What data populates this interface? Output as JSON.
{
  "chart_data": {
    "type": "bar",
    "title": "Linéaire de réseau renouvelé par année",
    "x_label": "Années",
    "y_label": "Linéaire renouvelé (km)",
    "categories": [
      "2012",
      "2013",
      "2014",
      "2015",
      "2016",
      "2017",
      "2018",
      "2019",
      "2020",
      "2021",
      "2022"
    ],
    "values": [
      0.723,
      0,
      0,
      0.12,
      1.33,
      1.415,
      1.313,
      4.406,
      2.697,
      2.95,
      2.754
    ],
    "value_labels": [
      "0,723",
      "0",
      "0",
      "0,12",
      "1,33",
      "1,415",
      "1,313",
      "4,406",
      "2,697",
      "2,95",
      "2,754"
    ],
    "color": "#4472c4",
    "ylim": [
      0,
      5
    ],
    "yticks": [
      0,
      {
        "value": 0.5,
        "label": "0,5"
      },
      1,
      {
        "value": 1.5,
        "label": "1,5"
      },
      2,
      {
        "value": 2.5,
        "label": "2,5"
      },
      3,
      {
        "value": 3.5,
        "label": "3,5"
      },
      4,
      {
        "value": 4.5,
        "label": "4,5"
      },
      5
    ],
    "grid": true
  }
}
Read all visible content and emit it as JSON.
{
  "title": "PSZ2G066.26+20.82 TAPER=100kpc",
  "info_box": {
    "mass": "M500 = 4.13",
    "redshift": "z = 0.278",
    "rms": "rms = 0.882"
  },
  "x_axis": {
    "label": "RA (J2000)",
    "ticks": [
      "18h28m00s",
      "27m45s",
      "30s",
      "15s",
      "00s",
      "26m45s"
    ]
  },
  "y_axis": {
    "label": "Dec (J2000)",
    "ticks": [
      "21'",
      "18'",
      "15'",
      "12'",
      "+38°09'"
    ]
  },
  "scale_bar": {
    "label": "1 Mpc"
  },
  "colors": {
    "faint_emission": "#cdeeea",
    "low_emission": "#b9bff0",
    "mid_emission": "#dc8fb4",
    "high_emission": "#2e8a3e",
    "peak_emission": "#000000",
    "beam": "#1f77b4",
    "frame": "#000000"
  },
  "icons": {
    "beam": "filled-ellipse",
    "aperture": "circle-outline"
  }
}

───

■ **Task prompt**: Among the entries above, how many lines hold the string "Linéaire"? Give the number by itself.

■ **Written answer**: 2